Türkiye ve Siyasal İslamcı Hareket

Türkiye’nin, AKP iktidarındaki 21 yılı, siyasal İslamcılığın, cemaat ve tarikatların gündemden hiç düşmediği bir 21 yıl oldu. Eğitimin, siyasetin, sivil – asker bürokrasinin üzerinde, artan siyasal İslamcı baskı, hep tartışıldı. Bu süreçte, büyük burjuvazi iktidarla çok önemli ölçüde uzlaştı. Medya, büyük ölçüde iktidarın beklentilerine koşut olarak dönüştü. Medyada sahiplik yapısı da buna koşut olarak el değiştirdi. Tarikat ve cemaat yapılanmaları ise AKP öncesinde aldıklarından çok daha büyük destek aldılar, siyaset kurumundan ve siyasetçilerden. AKP öncesinde zaten her biri birer holding haline gelen cemaat ve tarikatlar, daha da büyüdüler, güçlendiler. Vakıfları, dernekleri, çoğaldı, çeşitlendi, zenginleşti. Bürokrasinin her kademesinde kadroları güçlendi, etkisini artırdı. Bunların bünyesindeki özel okullar, özel hastaneler, holdingler, market zincirleri, sigorta şirketleri, matbaalar, ithalat – ihracat firmaları, finans kurumları, gazeteler, televizyonlar, radyolar, internet siteleri, inşaat şirketleri, vakıf üniversiteleri sayıca arttı, büyüdü. Bu yapıların yönettikleri, yönlendirdikleri sermaye on milyarlarca lirayı çoktan aştı.

## Çalışma talimatları:
(1) Türkiye'deki siyasal İslamcı hareketi anlatan metne göre cemaat ve tarikatlar AKP öncesinde zaten neye dönüşmüştü?
(2) Türkiye'deki siyasal İslamcı hareketi anlatan metni, son cümlesinin ardından devam ettirerek sürdürün.

## Toplanan veriler:
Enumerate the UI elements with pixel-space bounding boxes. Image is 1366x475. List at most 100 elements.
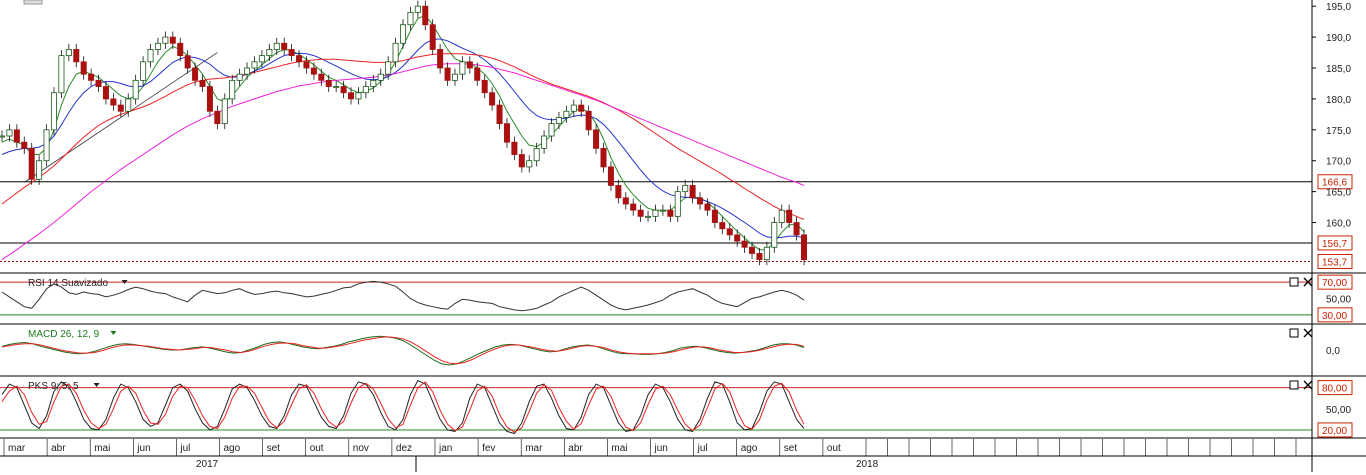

## Görev çıktıları:
(1) Her biri birer holding haline gelmişti.

(2)
Siyasal İslamcı yapıların ekonomide artan ağırlığı, hem sektör bazında hem de kendi aralarında keskin bir rekabeti de beraberinde getirdi elbette. Aralarında, sadece dinin yorumundan kaynaklanan farklar olmadığı, asıl ticari ve siyasi rekabetin keskinleştiği görüldü. Devletten, yerel yönetimlerden kimin daha çok ihale alacağı, devlette kimin daha fazla kadrolaşacağı kavgası öne çıktı. Hangi bakanlıkta hangi tarikatın, hangi üniversitede hangi cemaatin güçlü olduğuna, hangi okula öğrenci alınırken, hangi tarikat ve cemaatin etkili olduğuna, referans mektubu verdiğine ilişkin haberler, medyada adeta sıradanlaştı.

Tarikat Değil, Adeta Holding

Gerçek şudur: Günümüzde dini bir yapıda, cemaat veya tarikatta lider olmak, adeta bir holding patronu olmak gibidir. Bu yapılar, kazanç kapısı olmuştur çünkü. Arkasına siyasi ve bürokratik destek alan bir tarikat sermayesinin, cemaat holdinginin eli güçlüdür. Başının vergi dairesiyle, maliyeyle derde girmeyeceğini düşünür çünkü patron. Bu şirketlerde çalışan işçilerin, emekçilerin sigortası yatırılmadığında, sendikalaşmaları engellendiğinde, fazla mesaileri ödenmediğinde verilecek yanıt da bellidir: “İslam yolunda mücadele edilirken, cihada gidilirken bu tür ayrıntılarla uğraşılmaz”. Emekçi, zaten cemaate mensuptur. İşveren de tarikat şeyhidir. O nedenle sömürünün sorgulanmaması doğaldır. Hatta sömürülen işçi – mürit, sömüren işveren – şeyhe, “Allah razı olsun” demektedir. Haline şükretmektedir.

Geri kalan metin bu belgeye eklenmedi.